» GOAL OF THE EXERCISE:
Extract each line where the string "underlying" shows up.

— Start —

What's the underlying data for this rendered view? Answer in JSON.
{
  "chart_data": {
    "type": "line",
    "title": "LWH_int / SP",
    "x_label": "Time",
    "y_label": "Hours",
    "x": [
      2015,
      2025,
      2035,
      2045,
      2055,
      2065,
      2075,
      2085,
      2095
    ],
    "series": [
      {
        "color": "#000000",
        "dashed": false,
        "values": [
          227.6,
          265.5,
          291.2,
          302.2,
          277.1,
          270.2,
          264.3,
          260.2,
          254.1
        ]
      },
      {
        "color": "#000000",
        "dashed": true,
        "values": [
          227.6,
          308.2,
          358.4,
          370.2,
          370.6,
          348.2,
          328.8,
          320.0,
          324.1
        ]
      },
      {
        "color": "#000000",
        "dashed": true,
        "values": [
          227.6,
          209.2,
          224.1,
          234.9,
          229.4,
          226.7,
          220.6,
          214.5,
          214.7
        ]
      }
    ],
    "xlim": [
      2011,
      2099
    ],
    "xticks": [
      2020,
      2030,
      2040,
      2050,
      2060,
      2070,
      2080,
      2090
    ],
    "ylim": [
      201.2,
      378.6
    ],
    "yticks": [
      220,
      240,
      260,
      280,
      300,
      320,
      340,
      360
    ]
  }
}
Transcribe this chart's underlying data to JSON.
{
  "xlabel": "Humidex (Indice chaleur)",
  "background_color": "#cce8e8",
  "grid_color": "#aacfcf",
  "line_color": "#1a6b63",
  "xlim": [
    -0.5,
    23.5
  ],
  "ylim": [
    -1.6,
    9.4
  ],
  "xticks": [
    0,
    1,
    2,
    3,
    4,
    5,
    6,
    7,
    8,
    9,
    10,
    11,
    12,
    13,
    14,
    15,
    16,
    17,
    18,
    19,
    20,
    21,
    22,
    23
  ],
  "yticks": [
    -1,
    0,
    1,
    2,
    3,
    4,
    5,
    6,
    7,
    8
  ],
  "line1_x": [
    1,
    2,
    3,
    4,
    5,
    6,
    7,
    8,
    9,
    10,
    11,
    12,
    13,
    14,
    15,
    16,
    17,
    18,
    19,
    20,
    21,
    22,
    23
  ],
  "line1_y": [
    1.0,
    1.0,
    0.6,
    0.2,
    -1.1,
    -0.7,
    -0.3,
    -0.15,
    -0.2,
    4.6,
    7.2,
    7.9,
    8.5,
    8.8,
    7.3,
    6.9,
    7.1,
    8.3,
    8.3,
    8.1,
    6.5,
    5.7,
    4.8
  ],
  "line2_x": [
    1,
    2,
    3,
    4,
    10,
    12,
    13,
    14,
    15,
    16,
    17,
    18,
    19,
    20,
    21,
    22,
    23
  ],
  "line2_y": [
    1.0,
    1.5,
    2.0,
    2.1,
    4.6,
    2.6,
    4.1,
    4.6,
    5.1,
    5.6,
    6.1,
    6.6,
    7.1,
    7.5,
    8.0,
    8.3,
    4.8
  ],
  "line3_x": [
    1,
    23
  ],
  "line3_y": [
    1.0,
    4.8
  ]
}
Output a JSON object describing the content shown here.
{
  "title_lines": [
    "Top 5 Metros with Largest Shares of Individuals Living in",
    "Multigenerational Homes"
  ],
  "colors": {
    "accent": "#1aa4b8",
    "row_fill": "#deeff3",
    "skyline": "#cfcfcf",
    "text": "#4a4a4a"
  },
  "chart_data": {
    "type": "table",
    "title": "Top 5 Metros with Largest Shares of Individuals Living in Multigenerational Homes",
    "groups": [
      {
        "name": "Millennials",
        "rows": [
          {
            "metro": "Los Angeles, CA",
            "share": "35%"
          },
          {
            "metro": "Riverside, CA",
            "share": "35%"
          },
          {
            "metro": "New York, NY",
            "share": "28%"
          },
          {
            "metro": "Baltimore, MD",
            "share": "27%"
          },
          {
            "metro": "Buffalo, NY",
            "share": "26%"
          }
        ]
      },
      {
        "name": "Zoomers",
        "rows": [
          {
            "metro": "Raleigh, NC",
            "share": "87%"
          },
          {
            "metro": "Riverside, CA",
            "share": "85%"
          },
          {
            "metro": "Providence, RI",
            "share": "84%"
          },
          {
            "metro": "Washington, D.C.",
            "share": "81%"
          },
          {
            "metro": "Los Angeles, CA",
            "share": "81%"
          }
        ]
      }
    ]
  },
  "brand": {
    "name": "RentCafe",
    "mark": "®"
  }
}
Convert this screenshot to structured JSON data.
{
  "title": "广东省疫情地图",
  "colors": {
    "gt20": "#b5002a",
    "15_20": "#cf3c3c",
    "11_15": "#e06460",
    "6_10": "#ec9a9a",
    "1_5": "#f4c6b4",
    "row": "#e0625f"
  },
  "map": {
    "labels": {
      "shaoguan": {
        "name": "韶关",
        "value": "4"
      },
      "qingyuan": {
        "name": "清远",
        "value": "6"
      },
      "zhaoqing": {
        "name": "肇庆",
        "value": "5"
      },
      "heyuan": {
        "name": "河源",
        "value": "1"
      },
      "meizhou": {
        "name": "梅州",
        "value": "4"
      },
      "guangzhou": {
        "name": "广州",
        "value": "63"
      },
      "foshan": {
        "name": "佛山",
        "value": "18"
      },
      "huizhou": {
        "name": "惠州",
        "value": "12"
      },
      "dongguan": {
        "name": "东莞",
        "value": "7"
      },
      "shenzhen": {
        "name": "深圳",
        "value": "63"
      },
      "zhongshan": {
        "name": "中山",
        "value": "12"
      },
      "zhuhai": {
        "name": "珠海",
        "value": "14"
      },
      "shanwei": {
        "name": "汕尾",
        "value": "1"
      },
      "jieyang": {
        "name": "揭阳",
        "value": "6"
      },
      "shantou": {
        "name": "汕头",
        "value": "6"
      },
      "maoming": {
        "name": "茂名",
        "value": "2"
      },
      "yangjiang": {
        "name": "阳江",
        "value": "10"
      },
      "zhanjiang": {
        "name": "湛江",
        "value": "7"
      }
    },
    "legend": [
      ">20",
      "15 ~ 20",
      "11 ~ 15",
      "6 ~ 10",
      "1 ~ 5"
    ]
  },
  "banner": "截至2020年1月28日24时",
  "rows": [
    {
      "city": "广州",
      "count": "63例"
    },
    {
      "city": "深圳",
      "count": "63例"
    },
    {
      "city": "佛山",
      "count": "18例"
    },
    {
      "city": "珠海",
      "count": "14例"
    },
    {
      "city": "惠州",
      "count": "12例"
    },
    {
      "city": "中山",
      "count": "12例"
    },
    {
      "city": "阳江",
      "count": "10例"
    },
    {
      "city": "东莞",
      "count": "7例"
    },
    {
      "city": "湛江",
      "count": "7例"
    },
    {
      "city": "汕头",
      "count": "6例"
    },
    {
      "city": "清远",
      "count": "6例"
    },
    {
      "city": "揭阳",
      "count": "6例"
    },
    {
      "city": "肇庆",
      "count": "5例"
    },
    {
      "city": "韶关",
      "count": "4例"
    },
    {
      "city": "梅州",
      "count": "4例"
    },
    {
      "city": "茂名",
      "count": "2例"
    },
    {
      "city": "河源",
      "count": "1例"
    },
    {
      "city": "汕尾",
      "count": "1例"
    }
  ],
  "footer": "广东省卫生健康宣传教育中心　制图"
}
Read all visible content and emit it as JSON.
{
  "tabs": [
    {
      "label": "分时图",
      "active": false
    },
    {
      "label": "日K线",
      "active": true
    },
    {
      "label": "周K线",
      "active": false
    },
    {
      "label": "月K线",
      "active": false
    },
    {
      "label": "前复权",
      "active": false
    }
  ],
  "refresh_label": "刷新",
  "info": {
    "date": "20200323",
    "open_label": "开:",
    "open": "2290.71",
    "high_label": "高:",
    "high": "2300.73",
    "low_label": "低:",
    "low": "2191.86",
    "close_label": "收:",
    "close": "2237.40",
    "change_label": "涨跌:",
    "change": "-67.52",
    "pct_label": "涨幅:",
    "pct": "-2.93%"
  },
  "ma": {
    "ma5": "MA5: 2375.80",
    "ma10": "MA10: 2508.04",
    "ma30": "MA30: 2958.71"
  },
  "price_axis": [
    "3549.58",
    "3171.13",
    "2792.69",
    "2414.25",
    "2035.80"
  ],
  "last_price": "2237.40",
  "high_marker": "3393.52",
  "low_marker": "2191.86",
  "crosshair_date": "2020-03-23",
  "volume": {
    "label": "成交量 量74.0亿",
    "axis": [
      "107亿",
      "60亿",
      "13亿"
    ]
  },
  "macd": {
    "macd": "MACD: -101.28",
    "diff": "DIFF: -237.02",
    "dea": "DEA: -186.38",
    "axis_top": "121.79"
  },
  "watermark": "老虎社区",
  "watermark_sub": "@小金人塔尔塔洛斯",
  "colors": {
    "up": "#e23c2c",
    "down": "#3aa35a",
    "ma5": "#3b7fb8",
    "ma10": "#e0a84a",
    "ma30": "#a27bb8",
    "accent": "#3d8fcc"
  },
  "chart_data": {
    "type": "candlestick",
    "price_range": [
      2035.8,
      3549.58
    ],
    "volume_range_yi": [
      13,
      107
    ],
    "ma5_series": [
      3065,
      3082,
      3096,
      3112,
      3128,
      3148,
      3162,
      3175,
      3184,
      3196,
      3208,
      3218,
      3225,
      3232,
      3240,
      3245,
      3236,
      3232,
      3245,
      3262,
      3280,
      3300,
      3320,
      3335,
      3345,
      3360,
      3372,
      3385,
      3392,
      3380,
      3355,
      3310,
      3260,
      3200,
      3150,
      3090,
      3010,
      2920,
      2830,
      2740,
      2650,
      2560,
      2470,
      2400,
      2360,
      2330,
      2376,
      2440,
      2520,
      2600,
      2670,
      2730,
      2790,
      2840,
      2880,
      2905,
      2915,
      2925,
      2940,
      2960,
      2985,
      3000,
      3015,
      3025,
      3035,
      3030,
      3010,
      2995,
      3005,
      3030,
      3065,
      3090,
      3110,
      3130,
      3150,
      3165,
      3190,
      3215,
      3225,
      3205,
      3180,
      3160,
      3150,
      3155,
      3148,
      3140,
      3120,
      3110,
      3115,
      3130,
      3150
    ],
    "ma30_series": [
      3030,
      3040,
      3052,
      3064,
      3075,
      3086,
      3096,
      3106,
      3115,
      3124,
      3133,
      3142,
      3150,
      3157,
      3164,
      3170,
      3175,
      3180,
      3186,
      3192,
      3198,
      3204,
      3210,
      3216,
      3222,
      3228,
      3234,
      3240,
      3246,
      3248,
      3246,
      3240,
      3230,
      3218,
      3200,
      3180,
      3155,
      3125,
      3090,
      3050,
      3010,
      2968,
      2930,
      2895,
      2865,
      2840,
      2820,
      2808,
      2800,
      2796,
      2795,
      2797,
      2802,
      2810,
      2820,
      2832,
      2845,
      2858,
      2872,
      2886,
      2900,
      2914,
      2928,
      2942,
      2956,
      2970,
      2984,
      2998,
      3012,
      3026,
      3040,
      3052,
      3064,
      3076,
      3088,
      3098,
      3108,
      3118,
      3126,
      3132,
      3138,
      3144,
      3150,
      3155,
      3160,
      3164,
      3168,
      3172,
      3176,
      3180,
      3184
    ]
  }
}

— End —

» RESPONSE TO THE EXERCISE:
What's the underlying data for this rendered view? Answer in JSON.
Transcribe this chart's underlying data to JSON.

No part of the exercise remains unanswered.